[Collection entries]
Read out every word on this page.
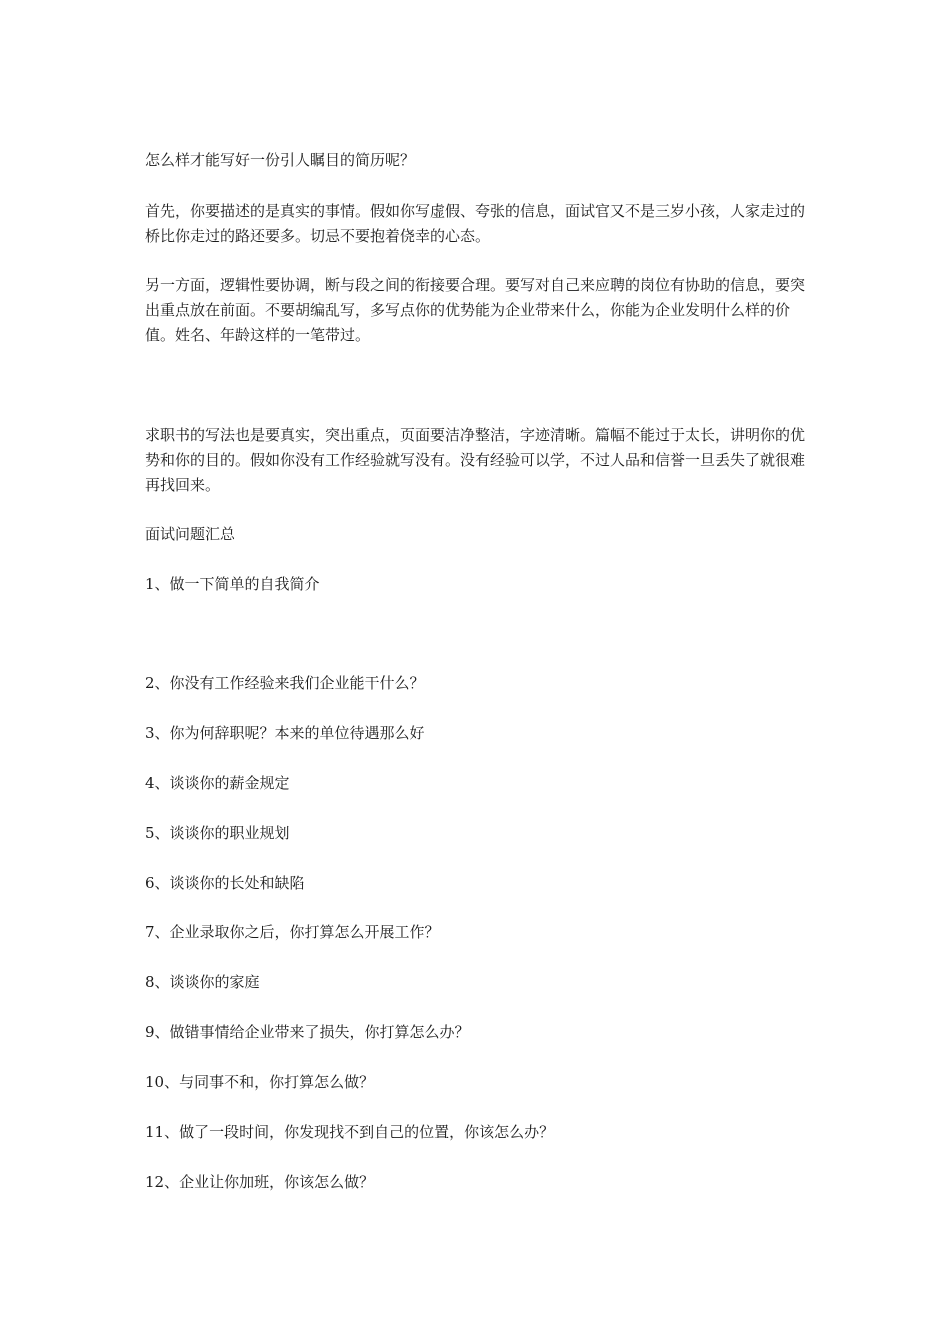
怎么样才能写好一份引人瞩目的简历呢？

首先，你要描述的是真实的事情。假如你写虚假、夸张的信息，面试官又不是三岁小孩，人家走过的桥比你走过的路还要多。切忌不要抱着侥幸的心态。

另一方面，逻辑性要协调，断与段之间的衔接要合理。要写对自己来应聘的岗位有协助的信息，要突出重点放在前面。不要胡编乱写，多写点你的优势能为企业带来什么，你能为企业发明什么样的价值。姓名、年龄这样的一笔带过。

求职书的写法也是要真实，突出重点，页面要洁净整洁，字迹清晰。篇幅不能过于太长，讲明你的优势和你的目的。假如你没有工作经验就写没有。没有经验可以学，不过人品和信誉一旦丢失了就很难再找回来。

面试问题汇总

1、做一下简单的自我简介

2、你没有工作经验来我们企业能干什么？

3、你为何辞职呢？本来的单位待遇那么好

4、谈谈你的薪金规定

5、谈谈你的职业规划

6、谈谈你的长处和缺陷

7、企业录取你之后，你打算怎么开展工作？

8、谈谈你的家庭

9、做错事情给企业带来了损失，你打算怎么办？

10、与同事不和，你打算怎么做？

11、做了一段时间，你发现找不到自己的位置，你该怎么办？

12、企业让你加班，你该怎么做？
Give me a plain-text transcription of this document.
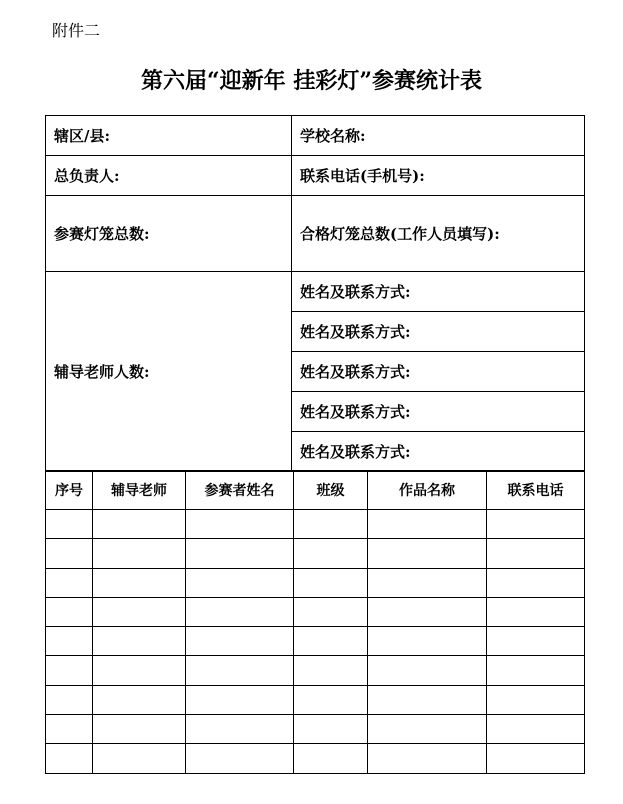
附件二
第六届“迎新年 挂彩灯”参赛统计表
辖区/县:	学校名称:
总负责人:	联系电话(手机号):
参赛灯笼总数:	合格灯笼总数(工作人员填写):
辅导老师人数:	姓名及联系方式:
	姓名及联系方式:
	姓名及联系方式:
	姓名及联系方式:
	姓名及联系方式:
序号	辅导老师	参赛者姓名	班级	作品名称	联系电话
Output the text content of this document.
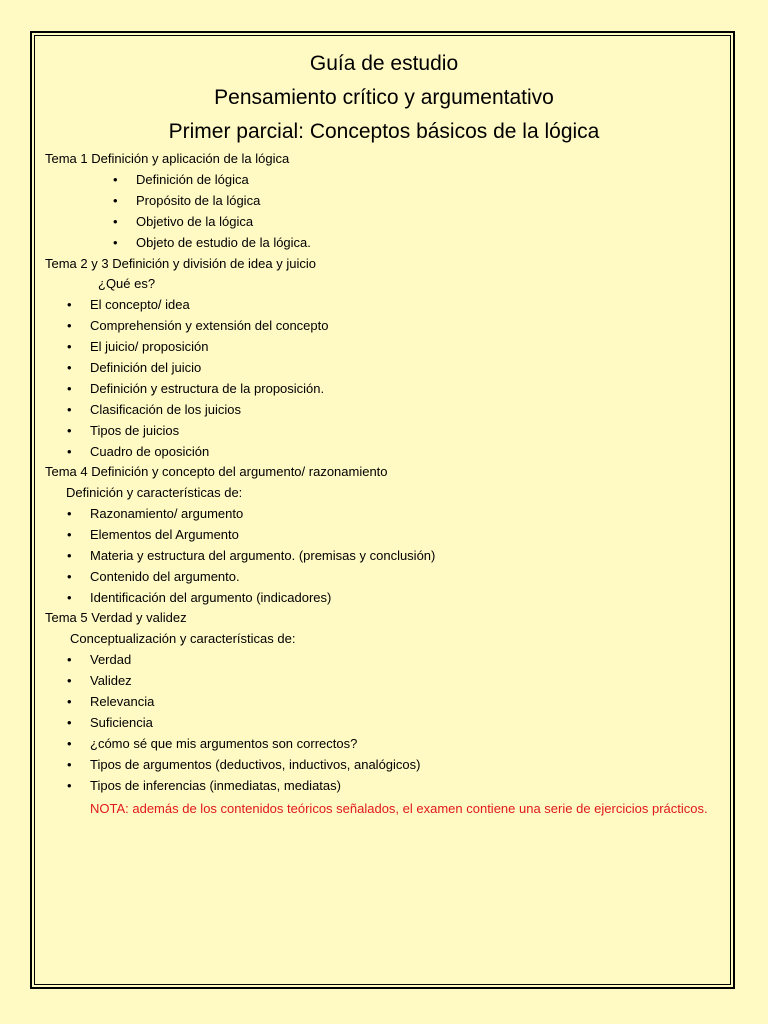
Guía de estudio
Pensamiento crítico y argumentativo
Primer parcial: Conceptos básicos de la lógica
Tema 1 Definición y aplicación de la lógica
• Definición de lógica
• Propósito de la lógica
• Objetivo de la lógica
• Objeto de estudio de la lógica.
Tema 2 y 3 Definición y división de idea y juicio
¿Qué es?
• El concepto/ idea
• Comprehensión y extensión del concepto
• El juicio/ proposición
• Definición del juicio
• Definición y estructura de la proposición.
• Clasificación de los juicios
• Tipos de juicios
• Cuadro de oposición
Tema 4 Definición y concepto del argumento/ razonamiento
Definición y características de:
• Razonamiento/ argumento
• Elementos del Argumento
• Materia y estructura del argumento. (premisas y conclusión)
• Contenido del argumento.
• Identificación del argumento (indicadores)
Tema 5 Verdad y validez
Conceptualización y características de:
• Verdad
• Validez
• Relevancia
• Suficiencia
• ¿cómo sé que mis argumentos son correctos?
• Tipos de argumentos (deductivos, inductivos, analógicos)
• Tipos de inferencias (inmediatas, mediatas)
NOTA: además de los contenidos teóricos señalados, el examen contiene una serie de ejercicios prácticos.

The exercise
Leave the pictures out and reproduce all of the records exactly.

Output
Read out every word on this page.
怎么样才能写好一份引人瞩目的简历呢？

首先，你要描述的是真实的事情。假如你写虚假、夸张的信息，面试官又不是三岁小孩，人家走过的桥比你走过的路还要多。切忌不要抱着侥幸的心态。

另一方面，逻辑性要协调，断与段之间的衔接要合理。要写对自己来应聘的岗位有协助的信息，要突出重点放在前面。不要胡编乱写，多写点你的优势能为企业带来什么，你能为企业发明什么样的价值。姓名、年龄这样的一笔带过。

求职书的写法也是要真实，突出重点，页面要洁净整洁，字迹清晰。篇幅不能过于太长，讲明你的优势和你的目的。假如你没有工作经验就写没有。没有经验可以学，不过人品和信誉一旦丢失了就很难再找回来。

面试问题汇总

1、做一下简单的自我简介

2、你没有工作经验来我们企业能干什么？

3、你为何辞职呢？本来的单位待遇那么好

4、谈谈你的薪金规定

5、谈谈你的职业规划

6、谈谈你的长处和缺陷

7、企业录取你之后，你打算怎么开展工作？

8、谈谈你的家庭

9、做错事情给企业带来了损失，你打算怎么办？

10、与同事不和，你打算怎么做？

11、做了一段时间，你发现找不到自己的位置，你该怎么办？

12、企业让你加班，你该怎么做？
Give me a plain-text transcription of this document.
附件二
第六届“迎新年 挂彩灯”参赛统计表
辖区/县:	学校名称:
总负责人:	联系电话(手机号):
参赛灯笼总数:	合格灯笼总数(工作人员填写):
辅导老师人数:	姓名及联系方式:
	姓名及联系方式:
	姓名及联系方式:
	姓名及联系方式:
	姓名及联系方式:
序号	辅导老师	参赛者姓名	班级	作品名称	联系电话
Output the text content of this document.
Guía de estudio
Pensamiento crítico y argumentativo
Primer parcial: Conceptos básicos de la lógica
Tema 1 Definición y aplicación de la lógica
• Definición de lógica
• Propósito de la lógica
• Objetivo de la lógica
• Objeto de estudio de la lógica.
Tema 2 y 3 Definición y división de idea y juicio
¿Qué es?
• El concepto/ idea
• Comprehensión y extensión del concepto
• El juicio/ proposición
• Definición del juicio
• Definición y estructura de la proposición.
• Clasificación de los juicios
• Tipos de juicios
• Cuadro de oposición
Tema 4 Definición y concepto del argumento/ razonamiento
Definición y características de:
• Razonamiento/ argumento
• Elementos del Argumento
• Materia y estructura del argumento. (premisas y conclusión)
• Contenido del argumento.
• Identificación del argumento (indicadores)
Tema 5 Verdad y validez
Conceptualización y características de:
• Verdad
• Validez
• Relevancia
• Suficiencia
• ¿cómo sé que mis argumentos son correctos?
• Tipos de argumentos (deductivos, inductivos, analógicos)
• Tipos de inferencias (inmediatas, mediatas)
NOTA: además de los contenidos teóricos señalados, el examen contiene una serie de ejercicios prácticos.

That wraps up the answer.